══ Extracted information ══
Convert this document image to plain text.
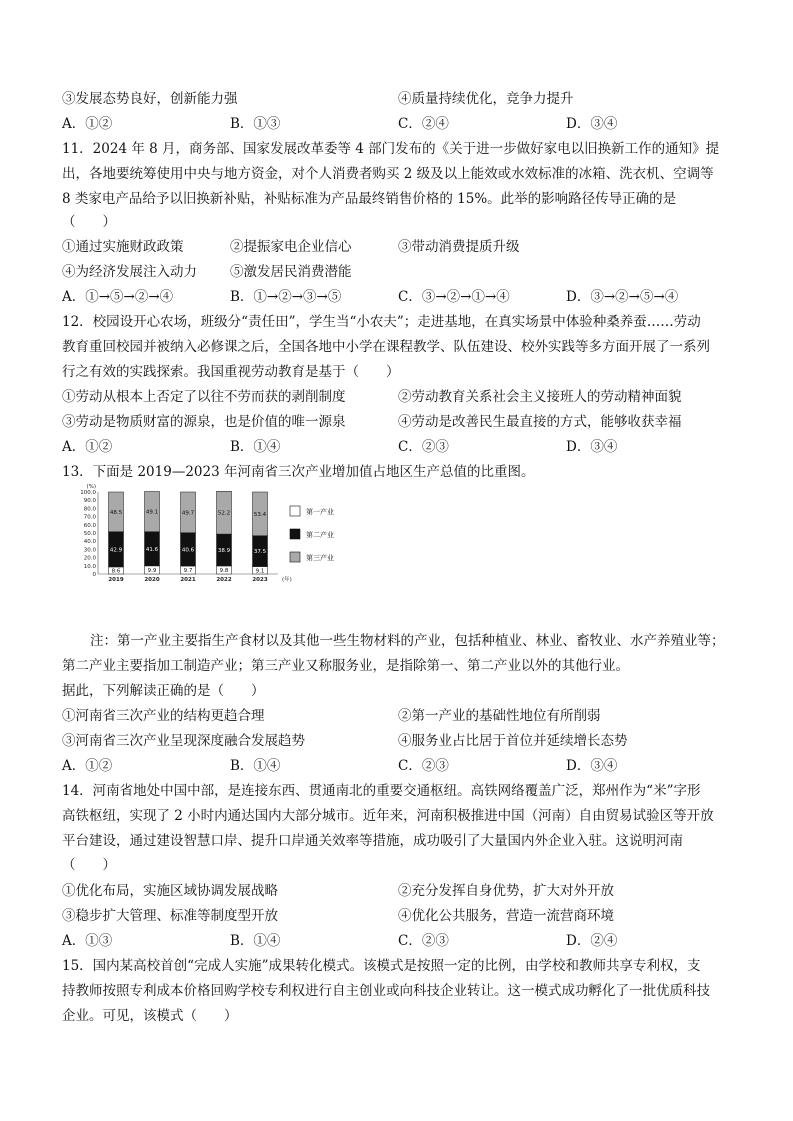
③发展态势良好，创新能力强	④质量持续优化，竞争力提升
A．①②	B．①③	C．②④	D．③④
11．2024 年 8 月，商务部、国家发展改革委等 4 部门发布的《关于进一步做好家电以旧换新工作的通知》提
出，各地要统筹使用中央与地方资金，对个人消费者购买 2 级及以上能效或水效标准的冰箱、洗衣机、空调等
8 类家电产品给予以旧换新补贴，补贴标准为产品最终销售价格的 15%。此举的影响路径传导正确的是
（　　）
①通过实施财政政策	②提振家电企业信心	③带动消费提质升级
④为经济发展注入动力 ⑤激发居民消费潜能
A．①→⑤→②→④	B．①→②→③→⑤	C．③→②→①→④	D．③→②→⑤→④
12．校园设开心农场，班级分“责任田”，学生当“小农夫”；走进基地，在真实场景中体验种桑养蚕……劳动
教育重回校园并被纳入必修课之后，全国各地中小学在课程教学、队伍建设、校外实践等多方面开展了一系列
行之有效的实践探索。我国重视劳动教育是基于（　　）
①劳动从根本上否定了以往不劳而获的剥削制度	②劳动教育关系社会主义接班人的劳动精神面貌
③劳动是物质财富的源泉，也是价值的唯一源泉	④劳动是改善民生最直接的方式，能够收获幸福
A．①②	B．①④	C．②③	D．③④
13．下面是 2019—2023 年河南省三次产业增加值占地区生产总值的比重图。
(%)
0
10.0
20.0
30.0
40.0
50.0
60.0
70.0
80.0
90.0
100.0
8.6
42.9
48.5
2019
9.9
41.6
49.1
2020
9.7
40.6
49.7
2021
9.8
38.9
52.2
2022
9.1
37.5
53.4
2023	(年)
第一产业
第二产业
第三产业
注：第一产业主要指生产食材以及其他一些生物材料的产业，包括种植业、林业、畜牧业、水产养殖业等；
第二产业主要指加工制造产业；第三产业又称服务业，是指除第一、第二产业以外的其他行业。
据此，下列解读正确的是（　　）
①河南省三次产业的结构更趋合理	②第一产业的基础性地位有所削弱
③河南省三次产业呈现深度融合发展趋势	④服务业占比居于首位并延续增长态势
A．①②	B．①④	C．②③	D．③④
14．河南省地处中国中部，是连接东西、贯通南北的重要交通枢纽。高铁网络覆盖广泛，郑州作为“米”字形
高铁枢纽，实现了 2 小时内通达国内大部分城市。近年来，河南积极推进中国（河南）自由贸易试验区等开放
平台建设，通过建设智慧口岸、提升口岸通关效率等措施，成功吸引了大量国内外企业入驻。这说明河南
（　　）
①优化布局，实施区域协调发展战略	②充分发挥自身优势，扩大对外开放
③稳步扩大管理、标准等制度型开放	④优化公共服务，营造一流营商环境
A．①③	B．①④	C．②③	D．②④
15．国内某高校首创“完成人实施”成果转化模式。该模式是按照一定的比例，由学校和教师共享专利权，支
持教师按照专利成本价格回购学校专利权进行自主创业或向科技企业转让。这一模式成功孵化了一批优质科技
企业。可见，该模式（　　）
═══
Reproduce every line above as written, skipping pictures.

Convert this document image to plain text.
③发展态势良好，创新能力强	④质量持续优化，竞争力提升
A．①②	B．①③	C．②④	D．③④
11．2024 年 8 月，商务部、国家发展改革委等 4 部门发布的《关于进一步做好家电以旧换新工作的通知》提
出，各地要统筹使用中央与地方资金，对个人消费者购买 2 级及以上能效或水效标准的冰箱、洗衣机、空调等
8 类家电产品给予以旧换新补贴，补贴标准为产品最终销售价格的 15%。此举的影响路径传导正确的是
（　　）
①通过实施财政政策	②提振家电企业信心	③带动消费提质升级
④为经济发展注入动力 ⑤激发居民消费潜能
A．①→⑤→②→④	B．①→②→③→⑤	C．③→②→①→④	D．③→②→⑤→④
12．校园设开心农场，班级分“责任田”，学生当“小农夫”；走进基地，在真实场景中体验种桑养蚕……劳动
教育重回校园并被纳入必修课之后，全国各地中小学在课程教学、队伍建设、校外实践等多方面开展了一系列
行之有效的实践探索。我国重视劳动教育是基于（　　）
①劳动从根本上否定了以往不劳而获的剥削制度	②劳动教育关系社会主义接班人的劳动精神面貌
③劳动是物质财富的源泉，也是价值的唯一源泉	④劳动是改善民生最直接的方式，能够收获幸福
A．①②	B．①④	C．②③	D．③④
13．下面是 2019—2023 年河南省三次产业增加值占地区生产总值的比重图。
(%)
0
10.0
20.0
30.0
40.0
50.0
60.0
70.0
80.0
90.0
100.0
8.6
42.9
48.5
2019
9.9
41.6
49.1
2020
9.7
40.6
49.7
2021
9.8
38.9
52.2
2022
9.1
37.5
53.4
2023	(年)
第一产业
第二产业
第三产业
注：第一产业主要指生产食材以及其他一些生物材料的产业，包括种植业、林业、畜牧业、水产养殖业等；
第二产业主要指加工制造产业；第三产业又称服务业，是指除第一、第二产业以外的其他行业。
据此，下列解读正确的是（　　）
①河南省三次产业的结构更趋合理	②第一产业的基础性地位有所削弱
③河南省三次产业呈现深度融合发展趋势	④服务业占比居于首位并延续增长态势
A．①②	B．①④	C．②③	D．③④
14．河南省地处中国中部，是连接东西、贯通南北的重要交通枢纽。高铁网络覆盖广泛，郑州作为“米”字形
高铁枢纽，实现了 2 小时内通达国内大部分城市。近年来，河南积极推进中国（河南）自由贸易试验区等开放
平台建设，通过建设智慧口岸、提升口岸通关效率等措施，成功吸引了大量国内外企业入驻。这说明河南
（　　）
①优化布局，实施区域协调发展战略	②充分发挥自身优势，扩大对外开放
③稳步扩大管理、标准等制度型开放	④优化公共服务，营造一流营商环境
A．①③	B．①④	C．②③	D．②④
15．国内某高校首创“完成人实施”成果转化模式。该模式是按照一定的比例，由学校和教师共享专利权，支
持教师按照专利成本价格回购学校专利权进行自主创业或向科技企业转让。这一模式成功孵化了一批优质科技
企业。可见，该模式（　　）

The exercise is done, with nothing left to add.